(Activity 1)
From the article on Sri Lankan dam safety, extract the passage that begins at the words "Sri Lanka was" and stops after "the large dams.".
(Activity 2)
According to the article on Sri Lankan dam safety, what did officials say the record floods of late 2010 and 2011 exceeded?
(Activity 3)
Carry on the article about Sri Lankan dam safety from its last sentence.

(Text)
§ §
"Of these, more than 200 small dams breached in the successive floods of 2011 and greater tragedies were avoided by emergency action on larger dams," the think tank said.
"But has there been any impact on perceptions in Colombo among decision makers and the media, with the honorable and significant exceptions of the Minister of Irrigation and officials of the World Bank funded Dam Safety and Water Resource Planning Project?"
Sri Lanka was hit by record floods in late 2010 and 2011 in quick succession which officials say exceeded the probabilities used in the design of even the large dams.
The World Bank funded project started work on the highest risk dams in Sri Lanka before record floods. Though Sri Lanka has built many dams in recent decades, less attention has been paid to maintenance and safety.LirneAsia, which gave input to the World Bank project, says more need to be done, especially in finding a way to fund dam maintenance and safety on an ongoing basis.
§ §
(Dataset extract)
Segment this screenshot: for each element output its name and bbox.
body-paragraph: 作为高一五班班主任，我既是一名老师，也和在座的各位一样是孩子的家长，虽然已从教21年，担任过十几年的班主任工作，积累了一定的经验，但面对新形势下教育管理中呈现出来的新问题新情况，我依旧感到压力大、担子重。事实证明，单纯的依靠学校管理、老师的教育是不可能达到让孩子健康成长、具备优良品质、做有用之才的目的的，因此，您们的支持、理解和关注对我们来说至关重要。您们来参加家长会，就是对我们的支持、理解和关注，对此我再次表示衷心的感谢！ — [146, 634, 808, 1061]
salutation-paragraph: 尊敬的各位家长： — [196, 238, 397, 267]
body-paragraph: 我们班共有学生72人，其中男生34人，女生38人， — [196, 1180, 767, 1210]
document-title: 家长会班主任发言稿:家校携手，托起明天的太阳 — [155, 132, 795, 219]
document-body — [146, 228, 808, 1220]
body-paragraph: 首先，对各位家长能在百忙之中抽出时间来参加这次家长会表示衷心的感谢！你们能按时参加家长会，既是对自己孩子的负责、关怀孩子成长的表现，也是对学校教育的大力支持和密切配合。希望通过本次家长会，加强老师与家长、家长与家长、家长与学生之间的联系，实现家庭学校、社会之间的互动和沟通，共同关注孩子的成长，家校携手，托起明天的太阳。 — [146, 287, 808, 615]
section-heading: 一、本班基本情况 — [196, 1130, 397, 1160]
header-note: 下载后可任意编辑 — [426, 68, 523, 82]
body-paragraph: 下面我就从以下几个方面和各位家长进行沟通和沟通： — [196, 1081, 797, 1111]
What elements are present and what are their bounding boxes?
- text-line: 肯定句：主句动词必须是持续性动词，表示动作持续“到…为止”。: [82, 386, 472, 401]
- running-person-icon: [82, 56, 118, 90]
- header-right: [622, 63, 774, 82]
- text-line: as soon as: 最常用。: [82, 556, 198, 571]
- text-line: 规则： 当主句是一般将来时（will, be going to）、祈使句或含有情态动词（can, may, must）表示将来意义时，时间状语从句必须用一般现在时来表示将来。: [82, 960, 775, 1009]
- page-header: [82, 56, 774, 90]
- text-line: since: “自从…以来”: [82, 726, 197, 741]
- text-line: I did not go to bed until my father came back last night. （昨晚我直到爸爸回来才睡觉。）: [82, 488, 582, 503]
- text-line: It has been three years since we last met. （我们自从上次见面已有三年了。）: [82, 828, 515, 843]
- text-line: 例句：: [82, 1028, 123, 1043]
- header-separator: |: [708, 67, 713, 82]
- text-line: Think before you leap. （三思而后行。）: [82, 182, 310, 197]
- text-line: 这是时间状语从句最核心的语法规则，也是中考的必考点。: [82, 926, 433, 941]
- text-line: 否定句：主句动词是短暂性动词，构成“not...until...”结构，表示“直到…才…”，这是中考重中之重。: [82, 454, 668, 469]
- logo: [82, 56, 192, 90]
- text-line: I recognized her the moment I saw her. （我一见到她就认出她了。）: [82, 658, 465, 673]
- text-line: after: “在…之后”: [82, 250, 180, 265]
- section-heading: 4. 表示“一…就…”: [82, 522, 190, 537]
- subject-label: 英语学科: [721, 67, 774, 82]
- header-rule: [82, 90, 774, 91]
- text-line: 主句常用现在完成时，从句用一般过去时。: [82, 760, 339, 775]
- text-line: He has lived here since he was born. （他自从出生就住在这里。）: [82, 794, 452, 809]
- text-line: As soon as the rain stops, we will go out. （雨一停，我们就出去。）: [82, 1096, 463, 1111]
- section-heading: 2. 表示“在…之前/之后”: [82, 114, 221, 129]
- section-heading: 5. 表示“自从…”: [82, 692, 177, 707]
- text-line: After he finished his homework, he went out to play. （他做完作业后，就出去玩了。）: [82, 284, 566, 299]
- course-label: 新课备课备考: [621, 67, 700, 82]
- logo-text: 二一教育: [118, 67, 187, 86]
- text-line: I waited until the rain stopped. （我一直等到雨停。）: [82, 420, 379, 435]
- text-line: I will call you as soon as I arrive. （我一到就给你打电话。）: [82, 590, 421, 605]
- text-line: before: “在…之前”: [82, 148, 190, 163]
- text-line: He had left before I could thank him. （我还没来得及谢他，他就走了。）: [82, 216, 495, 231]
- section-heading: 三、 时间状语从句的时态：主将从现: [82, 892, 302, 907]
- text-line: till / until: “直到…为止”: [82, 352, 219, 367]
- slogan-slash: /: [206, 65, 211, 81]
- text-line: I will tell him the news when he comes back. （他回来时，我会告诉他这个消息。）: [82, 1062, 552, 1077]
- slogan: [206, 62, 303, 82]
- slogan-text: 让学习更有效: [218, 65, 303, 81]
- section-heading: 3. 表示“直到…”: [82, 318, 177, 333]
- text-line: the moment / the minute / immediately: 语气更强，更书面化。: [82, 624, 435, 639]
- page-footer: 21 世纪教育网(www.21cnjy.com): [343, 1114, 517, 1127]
§ §
(Expected output 1)
Sri Lanka was hit by record floods in late 2010 and 2011 in quick succession which officials say exceeded the probabilities used in the design of even the large dams.

(Expected output 2)
The probabilities used in the design of even the large dams.

(Expected output 3)
In Sri Lanka, authority over dams is highly diffuse with multiple ministries and entities having responsibility for dams in the same river system, LirneAsia said.
LIRNEasia ahs proposed that maintenance be funded from user charges or Velvidane Panguva.
In the Netherlands, the Directorate for Public Works and Water Management (Rijkswaterstaat) or the water boards that raises revenue from all the landholders who receive protection have responsibility.
Holland also has dams or dikes, to hold off the sea from low lying areas.
At the sessions on April 27, Arad Correlje, an expert on dam safety policies will share the Dutch experience.
A community leader from Sri Lanka;s Kantalai area as well as government officials and other professionals will also contribute. In 1986 in Kantale, a large dam was breached costing 176 lives.
Flooding also causes enormous economic losses.
LirneAsia says options to manage risk include making inundation maps public and using insurance.
In Holland climate change is also being factored into Dutch policy. LirneAsia says some may argue that Sri Lanka's record floods could be due to due to climate change.
"What can economists and policy scientists say about this?"